PROBLEM REQUIREMENTS
Pick out the lines below that include the string "category".

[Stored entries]

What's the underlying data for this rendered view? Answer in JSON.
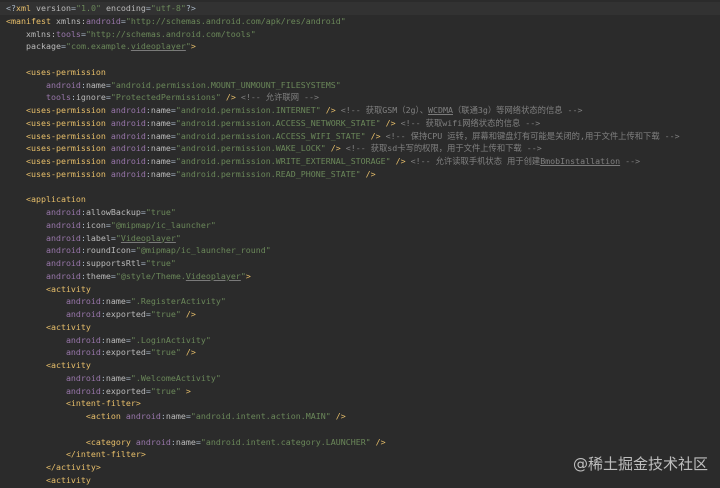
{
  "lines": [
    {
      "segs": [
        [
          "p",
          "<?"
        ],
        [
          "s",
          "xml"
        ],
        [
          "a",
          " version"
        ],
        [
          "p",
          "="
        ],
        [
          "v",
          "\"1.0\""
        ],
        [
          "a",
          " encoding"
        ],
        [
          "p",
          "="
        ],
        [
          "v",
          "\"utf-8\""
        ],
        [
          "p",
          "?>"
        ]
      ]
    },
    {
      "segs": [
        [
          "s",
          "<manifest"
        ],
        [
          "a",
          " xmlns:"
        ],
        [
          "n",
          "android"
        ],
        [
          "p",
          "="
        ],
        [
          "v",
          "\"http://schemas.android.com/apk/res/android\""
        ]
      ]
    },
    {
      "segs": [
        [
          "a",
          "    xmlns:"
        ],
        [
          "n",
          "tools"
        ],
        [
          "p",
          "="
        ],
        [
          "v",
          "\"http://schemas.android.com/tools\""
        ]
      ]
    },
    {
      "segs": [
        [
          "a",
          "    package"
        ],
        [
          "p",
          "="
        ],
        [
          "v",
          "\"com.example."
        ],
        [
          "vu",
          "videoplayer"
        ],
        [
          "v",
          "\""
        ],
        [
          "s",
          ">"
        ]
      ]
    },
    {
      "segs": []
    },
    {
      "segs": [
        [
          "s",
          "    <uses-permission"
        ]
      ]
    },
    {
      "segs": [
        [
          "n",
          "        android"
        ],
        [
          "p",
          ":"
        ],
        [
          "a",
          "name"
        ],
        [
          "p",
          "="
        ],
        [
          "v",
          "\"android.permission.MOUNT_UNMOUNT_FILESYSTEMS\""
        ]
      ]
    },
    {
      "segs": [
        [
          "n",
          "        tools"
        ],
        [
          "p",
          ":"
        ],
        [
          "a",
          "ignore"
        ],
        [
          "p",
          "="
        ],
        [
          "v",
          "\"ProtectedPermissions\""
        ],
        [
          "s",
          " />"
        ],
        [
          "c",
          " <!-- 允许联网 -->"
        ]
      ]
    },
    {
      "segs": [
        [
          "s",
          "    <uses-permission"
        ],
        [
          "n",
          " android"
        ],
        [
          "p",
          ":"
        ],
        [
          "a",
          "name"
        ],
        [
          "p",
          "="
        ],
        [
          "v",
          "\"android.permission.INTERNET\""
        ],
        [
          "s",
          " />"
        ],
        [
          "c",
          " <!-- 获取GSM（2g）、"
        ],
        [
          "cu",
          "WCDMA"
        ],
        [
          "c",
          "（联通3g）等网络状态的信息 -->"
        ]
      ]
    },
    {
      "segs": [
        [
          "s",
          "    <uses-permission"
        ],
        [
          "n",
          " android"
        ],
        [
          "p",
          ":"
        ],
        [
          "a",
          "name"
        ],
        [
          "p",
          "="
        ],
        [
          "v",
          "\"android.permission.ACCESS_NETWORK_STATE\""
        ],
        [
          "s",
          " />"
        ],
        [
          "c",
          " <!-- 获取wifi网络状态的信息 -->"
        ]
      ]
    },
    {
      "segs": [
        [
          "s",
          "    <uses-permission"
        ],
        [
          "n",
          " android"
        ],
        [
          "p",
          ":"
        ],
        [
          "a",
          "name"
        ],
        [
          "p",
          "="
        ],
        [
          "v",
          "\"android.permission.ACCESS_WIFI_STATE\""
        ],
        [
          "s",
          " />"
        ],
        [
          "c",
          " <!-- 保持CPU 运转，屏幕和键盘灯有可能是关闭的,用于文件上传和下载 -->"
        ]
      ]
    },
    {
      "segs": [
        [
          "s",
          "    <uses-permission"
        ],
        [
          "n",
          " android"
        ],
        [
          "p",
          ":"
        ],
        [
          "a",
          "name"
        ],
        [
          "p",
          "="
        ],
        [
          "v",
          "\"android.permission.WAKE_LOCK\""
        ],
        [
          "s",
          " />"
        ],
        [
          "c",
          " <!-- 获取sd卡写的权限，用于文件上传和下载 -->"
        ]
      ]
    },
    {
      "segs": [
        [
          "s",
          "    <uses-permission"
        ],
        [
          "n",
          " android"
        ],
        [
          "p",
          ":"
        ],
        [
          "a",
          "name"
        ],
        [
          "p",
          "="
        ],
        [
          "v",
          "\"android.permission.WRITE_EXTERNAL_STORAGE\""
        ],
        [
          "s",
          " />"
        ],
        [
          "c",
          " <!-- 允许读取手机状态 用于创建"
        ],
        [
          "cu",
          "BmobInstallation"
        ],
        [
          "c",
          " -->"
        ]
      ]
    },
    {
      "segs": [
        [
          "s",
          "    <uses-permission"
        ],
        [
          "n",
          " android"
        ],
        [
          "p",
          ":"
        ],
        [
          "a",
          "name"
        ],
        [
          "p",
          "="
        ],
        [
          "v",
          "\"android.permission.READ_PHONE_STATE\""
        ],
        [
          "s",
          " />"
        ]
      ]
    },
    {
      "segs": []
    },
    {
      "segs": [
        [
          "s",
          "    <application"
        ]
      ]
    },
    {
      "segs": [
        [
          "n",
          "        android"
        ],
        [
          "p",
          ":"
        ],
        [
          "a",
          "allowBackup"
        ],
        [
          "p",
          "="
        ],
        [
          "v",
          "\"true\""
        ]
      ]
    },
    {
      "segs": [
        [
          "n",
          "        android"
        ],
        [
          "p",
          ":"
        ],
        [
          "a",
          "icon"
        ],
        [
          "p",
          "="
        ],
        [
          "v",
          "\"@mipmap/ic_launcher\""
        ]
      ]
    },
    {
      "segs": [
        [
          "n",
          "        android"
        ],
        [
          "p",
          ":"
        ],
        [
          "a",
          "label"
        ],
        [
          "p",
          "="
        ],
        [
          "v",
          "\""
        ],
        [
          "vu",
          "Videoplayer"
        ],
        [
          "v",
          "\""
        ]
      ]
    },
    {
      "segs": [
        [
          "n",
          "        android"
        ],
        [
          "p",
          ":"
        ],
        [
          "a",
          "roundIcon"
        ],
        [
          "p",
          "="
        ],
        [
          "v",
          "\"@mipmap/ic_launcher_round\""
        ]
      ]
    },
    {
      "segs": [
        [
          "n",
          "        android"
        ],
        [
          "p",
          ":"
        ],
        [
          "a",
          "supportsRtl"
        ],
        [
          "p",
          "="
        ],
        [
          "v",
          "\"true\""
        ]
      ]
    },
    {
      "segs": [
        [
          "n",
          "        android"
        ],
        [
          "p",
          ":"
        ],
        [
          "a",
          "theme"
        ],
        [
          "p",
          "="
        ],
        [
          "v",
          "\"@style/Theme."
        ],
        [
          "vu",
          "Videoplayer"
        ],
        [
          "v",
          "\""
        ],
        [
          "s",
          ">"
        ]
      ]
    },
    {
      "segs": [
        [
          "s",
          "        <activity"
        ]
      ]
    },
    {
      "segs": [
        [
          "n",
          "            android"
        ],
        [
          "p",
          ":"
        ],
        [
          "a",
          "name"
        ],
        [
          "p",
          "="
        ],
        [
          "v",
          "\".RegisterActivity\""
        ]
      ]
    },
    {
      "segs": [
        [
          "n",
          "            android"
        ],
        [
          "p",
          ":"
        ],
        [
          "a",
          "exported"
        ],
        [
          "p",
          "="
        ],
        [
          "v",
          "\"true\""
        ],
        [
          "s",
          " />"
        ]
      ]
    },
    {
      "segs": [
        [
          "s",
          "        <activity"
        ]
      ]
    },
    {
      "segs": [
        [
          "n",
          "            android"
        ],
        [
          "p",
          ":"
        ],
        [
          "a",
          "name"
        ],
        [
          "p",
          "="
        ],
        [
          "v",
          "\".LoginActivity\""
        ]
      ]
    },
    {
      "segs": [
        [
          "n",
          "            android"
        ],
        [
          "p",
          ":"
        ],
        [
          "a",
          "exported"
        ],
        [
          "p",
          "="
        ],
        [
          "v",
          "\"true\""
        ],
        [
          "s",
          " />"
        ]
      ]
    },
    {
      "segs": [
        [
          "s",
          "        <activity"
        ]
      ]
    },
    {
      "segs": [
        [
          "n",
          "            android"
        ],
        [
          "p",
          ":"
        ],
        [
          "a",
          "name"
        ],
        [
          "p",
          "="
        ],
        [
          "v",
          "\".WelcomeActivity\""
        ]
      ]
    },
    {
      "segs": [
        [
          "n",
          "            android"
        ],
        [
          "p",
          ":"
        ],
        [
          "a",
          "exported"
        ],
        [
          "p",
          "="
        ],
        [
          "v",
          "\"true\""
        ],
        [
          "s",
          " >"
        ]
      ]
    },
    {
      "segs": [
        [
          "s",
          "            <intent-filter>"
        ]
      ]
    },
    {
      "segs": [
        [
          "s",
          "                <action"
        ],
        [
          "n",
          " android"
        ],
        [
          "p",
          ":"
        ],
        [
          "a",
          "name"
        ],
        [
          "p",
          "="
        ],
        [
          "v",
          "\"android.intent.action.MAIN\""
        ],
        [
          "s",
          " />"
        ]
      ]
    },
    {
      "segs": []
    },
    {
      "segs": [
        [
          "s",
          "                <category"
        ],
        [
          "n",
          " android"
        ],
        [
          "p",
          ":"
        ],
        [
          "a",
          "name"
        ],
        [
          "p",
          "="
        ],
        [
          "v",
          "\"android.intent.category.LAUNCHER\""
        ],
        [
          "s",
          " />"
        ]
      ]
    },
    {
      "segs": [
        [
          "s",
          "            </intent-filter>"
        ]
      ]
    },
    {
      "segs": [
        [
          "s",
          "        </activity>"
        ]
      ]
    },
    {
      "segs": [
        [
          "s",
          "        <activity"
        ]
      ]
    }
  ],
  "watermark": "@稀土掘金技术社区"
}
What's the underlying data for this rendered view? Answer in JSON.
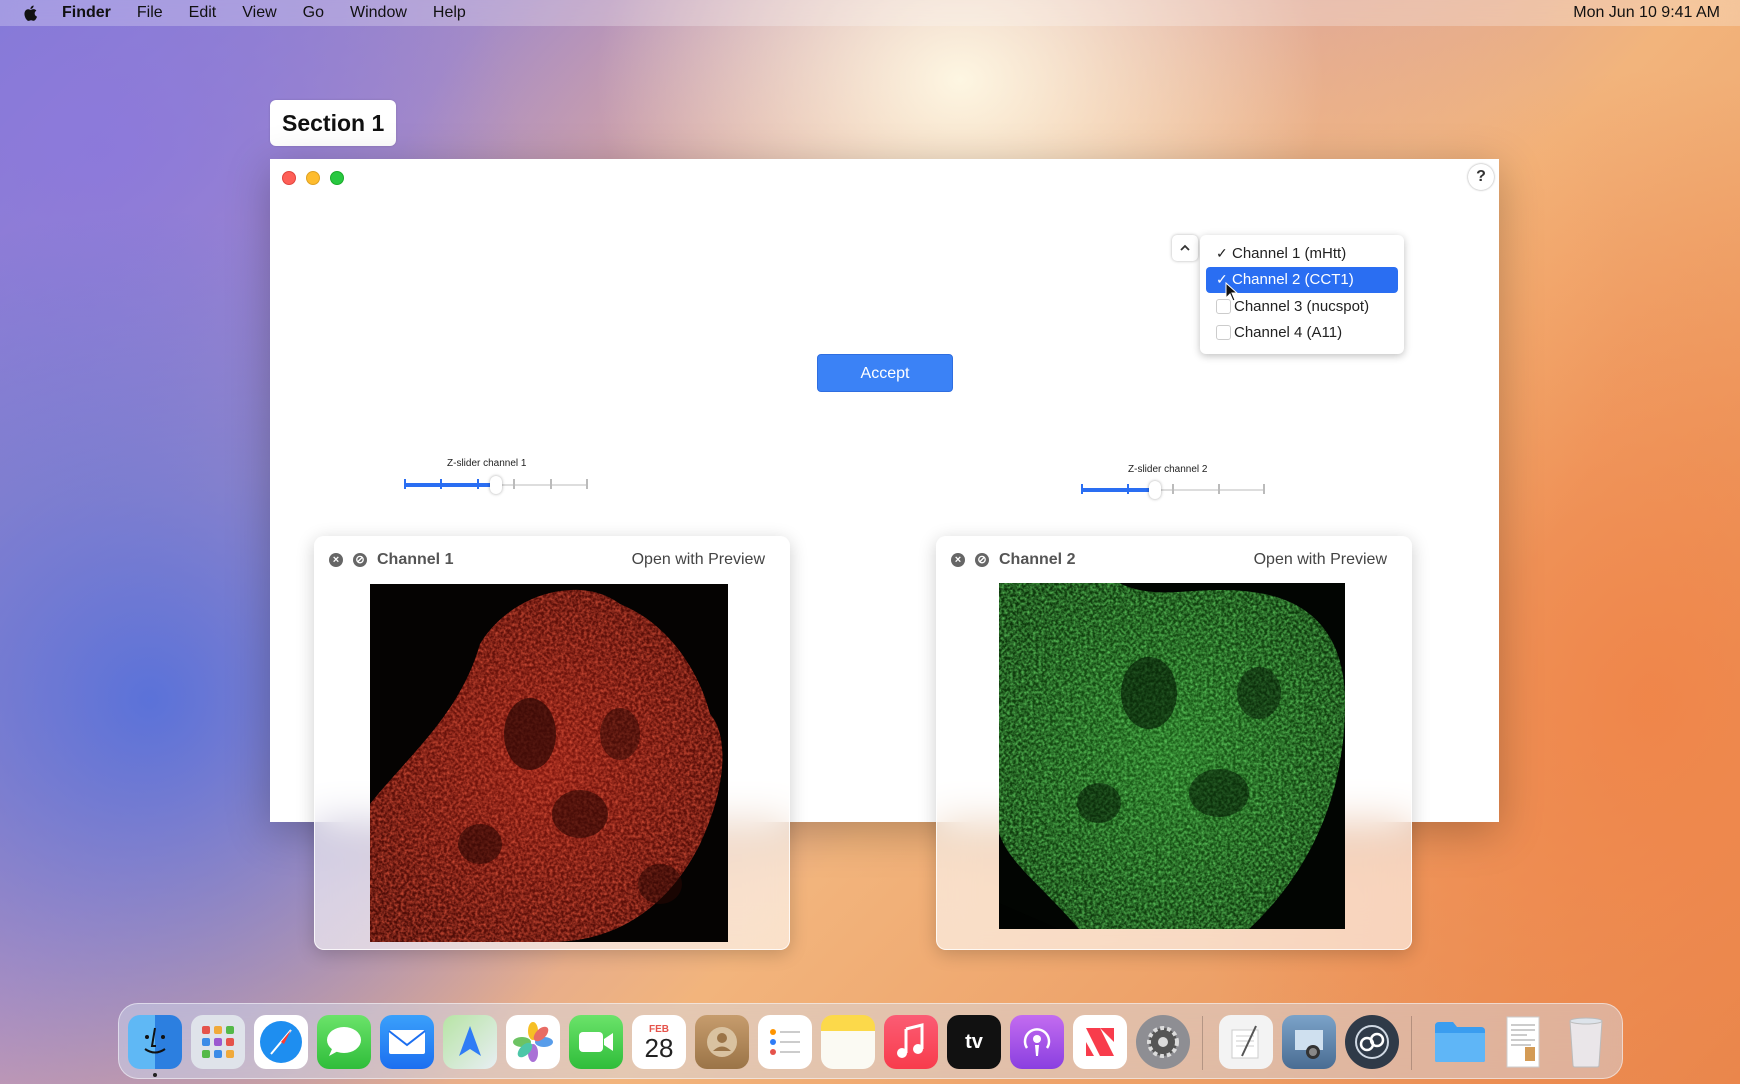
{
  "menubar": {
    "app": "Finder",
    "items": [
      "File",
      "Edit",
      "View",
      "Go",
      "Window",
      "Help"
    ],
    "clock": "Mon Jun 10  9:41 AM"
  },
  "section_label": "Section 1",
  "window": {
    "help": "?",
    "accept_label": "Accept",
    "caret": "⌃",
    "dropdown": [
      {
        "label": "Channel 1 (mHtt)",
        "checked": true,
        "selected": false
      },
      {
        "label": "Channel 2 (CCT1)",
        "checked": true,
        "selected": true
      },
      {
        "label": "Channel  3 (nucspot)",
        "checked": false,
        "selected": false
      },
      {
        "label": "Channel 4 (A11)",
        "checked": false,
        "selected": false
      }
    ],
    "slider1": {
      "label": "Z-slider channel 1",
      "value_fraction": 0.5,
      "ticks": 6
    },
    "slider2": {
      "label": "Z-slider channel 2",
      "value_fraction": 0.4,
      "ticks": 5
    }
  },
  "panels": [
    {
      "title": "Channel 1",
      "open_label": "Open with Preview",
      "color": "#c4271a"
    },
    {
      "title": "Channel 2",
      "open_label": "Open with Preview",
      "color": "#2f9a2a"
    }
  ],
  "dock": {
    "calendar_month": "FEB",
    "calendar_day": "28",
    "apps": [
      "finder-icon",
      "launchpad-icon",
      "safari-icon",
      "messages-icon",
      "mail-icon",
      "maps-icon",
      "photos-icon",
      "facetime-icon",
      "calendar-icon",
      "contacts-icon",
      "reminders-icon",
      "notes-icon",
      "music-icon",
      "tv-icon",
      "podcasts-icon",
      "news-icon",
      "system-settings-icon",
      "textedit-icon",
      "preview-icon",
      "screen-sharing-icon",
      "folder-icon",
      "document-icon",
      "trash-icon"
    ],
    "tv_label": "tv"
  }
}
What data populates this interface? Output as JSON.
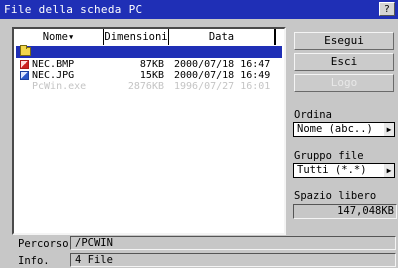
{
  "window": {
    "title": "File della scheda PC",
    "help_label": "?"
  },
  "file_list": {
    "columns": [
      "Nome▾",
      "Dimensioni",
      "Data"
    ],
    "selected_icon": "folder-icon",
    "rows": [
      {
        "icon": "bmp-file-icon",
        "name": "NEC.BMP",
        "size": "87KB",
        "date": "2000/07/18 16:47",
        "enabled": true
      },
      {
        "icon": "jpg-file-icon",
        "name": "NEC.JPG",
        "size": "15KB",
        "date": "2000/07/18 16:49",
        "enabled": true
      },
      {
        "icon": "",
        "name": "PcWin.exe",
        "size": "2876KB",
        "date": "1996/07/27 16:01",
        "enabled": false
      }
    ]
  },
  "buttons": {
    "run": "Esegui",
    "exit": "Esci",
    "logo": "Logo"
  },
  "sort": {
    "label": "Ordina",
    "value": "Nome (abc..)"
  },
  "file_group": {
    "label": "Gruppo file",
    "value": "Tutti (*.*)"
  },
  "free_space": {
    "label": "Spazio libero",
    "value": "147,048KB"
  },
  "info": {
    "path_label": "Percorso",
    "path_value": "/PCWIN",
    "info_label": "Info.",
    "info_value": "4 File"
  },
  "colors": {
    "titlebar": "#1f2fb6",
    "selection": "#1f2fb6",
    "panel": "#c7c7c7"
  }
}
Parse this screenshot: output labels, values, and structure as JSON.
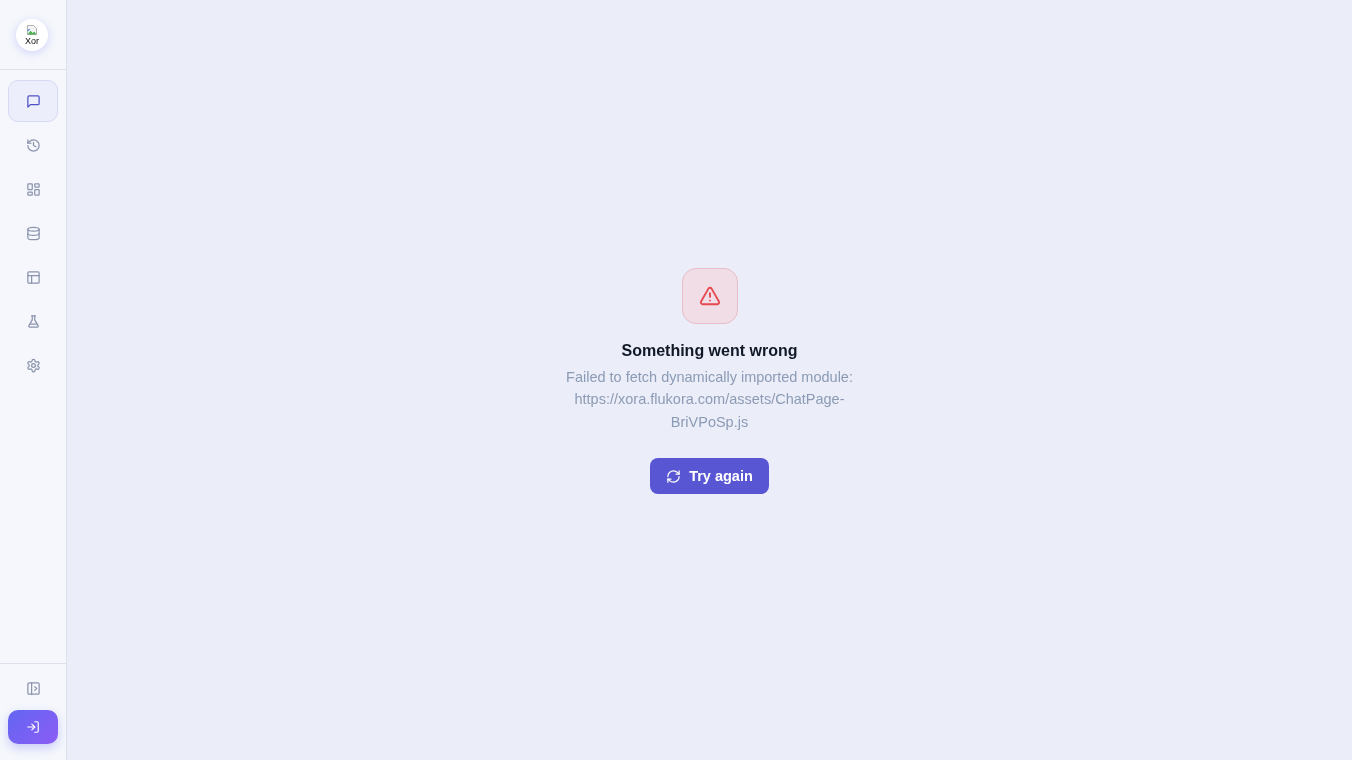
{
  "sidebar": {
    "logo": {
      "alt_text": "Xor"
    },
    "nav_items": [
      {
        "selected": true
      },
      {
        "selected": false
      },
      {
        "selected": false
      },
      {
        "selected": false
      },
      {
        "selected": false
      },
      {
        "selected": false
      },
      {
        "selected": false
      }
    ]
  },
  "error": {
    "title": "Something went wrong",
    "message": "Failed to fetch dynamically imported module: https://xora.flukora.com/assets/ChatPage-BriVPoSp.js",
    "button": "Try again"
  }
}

REPLY TO THE EXERCISE
          "                <category"
          "\"android.intent.category.LAUNCHER\""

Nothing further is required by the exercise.